**WHAT IS BEING ASKED**: Extract all of the entries and set them down verbatim.

**RECORDS SUPPLIED**:
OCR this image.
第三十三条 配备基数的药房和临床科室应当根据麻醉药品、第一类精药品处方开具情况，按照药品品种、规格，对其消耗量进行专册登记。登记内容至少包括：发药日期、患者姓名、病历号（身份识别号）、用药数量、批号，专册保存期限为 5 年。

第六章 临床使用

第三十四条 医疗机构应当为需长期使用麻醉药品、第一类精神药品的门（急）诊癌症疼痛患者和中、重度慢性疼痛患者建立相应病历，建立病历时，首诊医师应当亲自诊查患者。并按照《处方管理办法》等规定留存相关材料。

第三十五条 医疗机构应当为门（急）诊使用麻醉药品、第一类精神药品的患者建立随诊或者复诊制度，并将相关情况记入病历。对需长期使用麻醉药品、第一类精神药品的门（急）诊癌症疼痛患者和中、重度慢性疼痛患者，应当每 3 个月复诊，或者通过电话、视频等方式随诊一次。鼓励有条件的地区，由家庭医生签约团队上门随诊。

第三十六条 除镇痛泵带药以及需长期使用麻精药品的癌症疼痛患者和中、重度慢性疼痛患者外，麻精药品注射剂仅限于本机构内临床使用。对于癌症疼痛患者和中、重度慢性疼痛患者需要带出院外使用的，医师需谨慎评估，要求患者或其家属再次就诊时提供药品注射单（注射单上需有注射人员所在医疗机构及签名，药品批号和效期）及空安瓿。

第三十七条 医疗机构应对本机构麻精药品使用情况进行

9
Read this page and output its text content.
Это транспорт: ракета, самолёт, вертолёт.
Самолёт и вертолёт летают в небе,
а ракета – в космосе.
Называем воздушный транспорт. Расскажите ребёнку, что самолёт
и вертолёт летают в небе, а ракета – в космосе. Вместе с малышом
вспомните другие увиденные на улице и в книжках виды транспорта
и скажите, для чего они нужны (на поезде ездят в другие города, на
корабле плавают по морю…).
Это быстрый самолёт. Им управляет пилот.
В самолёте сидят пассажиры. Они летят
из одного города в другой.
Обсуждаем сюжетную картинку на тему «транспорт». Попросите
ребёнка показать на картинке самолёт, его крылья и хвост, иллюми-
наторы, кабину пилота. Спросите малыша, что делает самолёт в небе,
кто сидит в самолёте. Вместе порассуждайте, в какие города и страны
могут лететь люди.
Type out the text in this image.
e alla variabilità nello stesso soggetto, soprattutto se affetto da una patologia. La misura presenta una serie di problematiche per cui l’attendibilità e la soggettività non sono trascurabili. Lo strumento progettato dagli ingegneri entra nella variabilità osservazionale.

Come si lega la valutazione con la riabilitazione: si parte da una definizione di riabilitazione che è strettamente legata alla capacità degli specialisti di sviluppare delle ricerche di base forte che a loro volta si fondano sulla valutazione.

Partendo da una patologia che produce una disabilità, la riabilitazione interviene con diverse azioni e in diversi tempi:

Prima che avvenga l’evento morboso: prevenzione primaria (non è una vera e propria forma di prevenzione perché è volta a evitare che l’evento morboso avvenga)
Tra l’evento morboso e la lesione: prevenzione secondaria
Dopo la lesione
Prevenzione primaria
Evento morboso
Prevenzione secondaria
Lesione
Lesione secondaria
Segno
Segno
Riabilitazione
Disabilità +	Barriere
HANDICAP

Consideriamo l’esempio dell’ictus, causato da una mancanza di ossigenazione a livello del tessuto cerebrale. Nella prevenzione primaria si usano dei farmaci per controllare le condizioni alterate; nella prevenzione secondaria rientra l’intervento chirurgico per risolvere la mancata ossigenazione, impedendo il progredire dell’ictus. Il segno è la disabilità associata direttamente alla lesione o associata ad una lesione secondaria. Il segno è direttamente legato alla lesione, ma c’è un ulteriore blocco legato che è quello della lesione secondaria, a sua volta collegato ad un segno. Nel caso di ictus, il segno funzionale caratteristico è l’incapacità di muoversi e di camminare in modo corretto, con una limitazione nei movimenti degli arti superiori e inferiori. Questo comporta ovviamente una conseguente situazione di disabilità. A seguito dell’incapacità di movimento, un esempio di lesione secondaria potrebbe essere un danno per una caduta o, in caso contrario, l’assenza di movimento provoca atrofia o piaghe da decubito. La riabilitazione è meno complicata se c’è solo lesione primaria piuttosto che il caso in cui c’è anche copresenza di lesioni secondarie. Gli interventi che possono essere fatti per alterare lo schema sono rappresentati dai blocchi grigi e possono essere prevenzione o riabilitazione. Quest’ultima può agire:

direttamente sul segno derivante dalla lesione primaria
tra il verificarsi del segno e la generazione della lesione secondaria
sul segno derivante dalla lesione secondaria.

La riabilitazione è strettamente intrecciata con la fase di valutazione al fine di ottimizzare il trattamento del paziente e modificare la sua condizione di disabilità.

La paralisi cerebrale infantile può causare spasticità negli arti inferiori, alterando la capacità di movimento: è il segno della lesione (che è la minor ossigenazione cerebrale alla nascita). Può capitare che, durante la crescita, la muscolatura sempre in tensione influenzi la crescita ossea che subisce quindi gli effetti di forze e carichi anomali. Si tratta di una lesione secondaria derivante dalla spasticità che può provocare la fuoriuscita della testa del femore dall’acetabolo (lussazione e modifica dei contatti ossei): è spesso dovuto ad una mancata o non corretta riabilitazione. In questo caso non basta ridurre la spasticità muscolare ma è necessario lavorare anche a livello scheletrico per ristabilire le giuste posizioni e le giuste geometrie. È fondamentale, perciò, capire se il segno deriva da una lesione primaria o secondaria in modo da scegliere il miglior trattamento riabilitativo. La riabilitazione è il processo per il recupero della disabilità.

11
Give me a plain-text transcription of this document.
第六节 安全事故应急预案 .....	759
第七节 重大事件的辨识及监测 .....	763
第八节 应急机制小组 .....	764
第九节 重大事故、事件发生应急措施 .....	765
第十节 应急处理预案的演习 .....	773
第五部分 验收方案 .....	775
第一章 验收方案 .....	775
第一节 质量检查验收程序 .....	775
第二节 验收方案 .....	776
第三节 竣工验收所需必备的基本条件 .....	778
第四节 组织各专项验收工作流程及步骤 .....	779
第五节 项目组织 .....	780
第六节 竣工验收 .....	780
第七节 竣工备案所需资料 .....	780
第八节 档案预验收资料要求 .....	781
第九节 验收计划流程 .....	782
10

**ANSWER FOR THIS EXERCISE**:
OCR this image.
第三十三条 配备基数的药房和临床科室应当根据麻醉药品、第一类精药品处方开具情况，按照药品品种、规格，对其消耗量进行专册登记。登记内容至少包括：发药日期、患者姓名、病历号（身份识别号）、用药数量、批号，专册保存期限为 5 年。

第六章 临床使用

第三十四条 医疗机构应当为需长期使用麻醉药品、第一类精神药品的门（急）诊癌症疼痛患者和中、重度慢性疼痛患者建立相应病历，建立病历时，首诊医师应当亲自诊查患者。并按照《处方管理办法》等规定留存相关材料。

第三十五条 医疗机构应当为门（急）诊使用麻醉药品、第一类精神药品的患者建立随诊或者复诊制度，并将相关情况记入病历。对需长期使用麻醉药品、第一类精神药品的门（急）诊癌症疼痛患者和中、重度慢性疼痛患者，应当每 3 个月复诊，或者通过电话、视频等方式随诊一次。鼓励有条件的地区，由家庭医生签约团队上门随诊。

第三十六条 除镇痛泵带药以及需长期使用麻精药品的癌症疼痛患者和中、重度慢性疼痛患者外，麻精药品注射剂仅限于本机构内临床使用。对于癌症疼痛患者和中、重度慢性疼痛患者需要带出院外使用的，医师需谨慎评估，要求患者或其家属再次就诊时提供药品注射单（注射单上需有注射人员所在医疗机构及签名，药品批号和效期）及空安瓿。

第三十七条 医疗机构应对本机构麻精药品使用情况进行

9
Read this page and output its text content.
Это транспорт: ракета, самолёт, вертолёт.
Самолёт и вертолёт летают в небе,
а ракета – в космосе.
Называем воздушный транспорт. Расскажите ребёнку, что самолёт
и вертолёт летают в небе, а ракета – в космосе. Вместе с малышом
вспомните другие увиденные на улице и в книжках виды транспорта
и скажите, для чего они нужны (на поезде ездят в другие города, на
корабле плавают по морю…).
Это быстрый самолёт. Им управляет пилот.
В самолёте сидят пассажиры. Они летят
из одного города в другой.
Обсуждаем сюжетную картинку на тему «транспорт». Попросите
ребёнка показать на картинке самолёт, его крылья и хвост, иллюми-
наторы, кабину пилота. Спросите малыша, что делает самолёт в небе,
кто сидит в самолёте. Вместе порассуждайте, в какие города и страны
могут лететь люди.
Type out the text in this image.
e alla variabilità nello stesso soggetto, soprattutto se affetto da una patologia. La misura presenta una serie di problematiche per cui l’attendibilità e la soggettività non sono trascurabili. Lo strumento progettato dagli ingegneri entra nella variabilità osservazionale.

Come si lega la valutazione con la riabilitazione: si parte da una definizione di riabilitazione che è strettamente legata alla capacità degli specialisti di sviluppare delle ricerche di base forte che a loro volta si fondano sulla valutazione.

Partendo da una patologia che produce una disabilità, la riabilitazione interviene con diverse azioni e in diversi tempi:

Prima che avvenga l’evento morboso: prevenzione primaria (non è una vera e propria forma di prevenzione perché è volta a evitare che l’evento morboso avvenga)
Tra l’evento morboso e la lesione: prevenzione secondaria
Dopo la lesione
Prevenzione primaria
Evento morboso
Prevenzione secondaria
Lesione
Lesione secondaria
Segno
Segno
Riabilitazione
Disabilità +	Barriere
HANDICAP

Consideriamo l’esempio dell’ictus, causato da una mancanza di ossigenazione a livello del tessuto cerebrale. Nella prevenzione primaria si usano dei farmaci per controllare le condizioni alterate; nella prevenzione secondaria rientra l’intervento chirurgico per risolvere la mancata ossigenazione, impedendo il progredire dell’ictus. Il segno è la disabilità associata direttamente alla lesione o associata ad una lesione secondaria. Il segno è direttamente legato alla lesione, ma c’è un ulteriore blocco legato che è quello della lesione secondaria, a sua volta collegato ad un segno. Nel caso di ictus, il segno funzionale caratteristico è l’incapacità di muoversi e di camminare in modo corretto, con una limitazione nei movimenti degli arti superiori e inferiori. Questo comporta ovviamente una conseguente situazione di disabilità. A seguito dell’incapacità di movimento, un esempio di lesione secondaria potrebbe essere un danno per una caduta o, in caso contrario, l’assenza di movimento provoca atrofia o piaghe da decubito. La riabilitazione è meno complicata se c’è solo lesione primaria piuttosto che il caso in cui c’è anche copresenza di lesioni secondarie. Gli interventi che possono essere fatti per alterare lo schema sono rappresentati dai blocchi grigi e possono essere prevenzione o riabilitazione. Quest’ultima può agire:

direttamente sul segno derivante dalla lesione primaria
tra il verificarsi del segno e la generazione della lesione secondaria
sul segno derivante dalla lesione secondaria.

La riabilitazione è strettamente intrecciata con la fase di valutazione al fine di ottimizzare il trattamento del paziente e modificare la sua condizione di disabilità.

La paralisi cerebrale infantile può causare spasticità negli arti inferiori, alterando la capacità di movimento: è il segno della lesione (che è la minor ossigenazione cerebrale alla nascita). Può capitare che, durante la crescita, la muscolatura sempre in tensione influenzi la crescita ossea che subisce quindi gli effetti di forze e carichi anomali. Si tratta di una lesione secondaria derivante dalla spasticità che può provocare la fuoriuscita della testa del femore dall’acetabolo (lussazione e modifica dei contatti ossei): è spesso dovuto ad una mancata o non corretta riabilitazione. In questo caso non basta ridurre la spasticità muscolare ma è necessario lavorare anche a livello scheletrico per ristabilire le giuste posizioni e le giuste geometrie. È fondamentale, perciò, capire se il segno deriva da una lesione primaria o secondaria in modo da scegliere il miglior trattamento riabilitativo. La riabilitazione è il processo per il recupero della disabilità.

11
Give me a plain-text transcription of this document.
第六节 安全事故应急预案 .....	759
第七节 重大事件的辨识及监测 .....	763
第八节 应急机制小组 .....	764
第九节 重大事故、事件发生应急措施 .....	765
第十节 应急处理预案的演习 .....	773
第五部分 验收方案 .....	775
第一章 验收方案 .....	775
第一节 质量检查验收程序 .....	775
第二节 验收方案 .....	776
第三节 竣工验收所需必备的基本条件 .....	778
第四节 组织各专项验收工作流程及步骤 .....	779
第五节 项目组织 .....	780
第六节 竣工验收 .....	780
第七节 竣工备案所需资料 .....	780
第八节 档案预验收资料要求 .....	781
第九节 验收计划流程 .....	782
10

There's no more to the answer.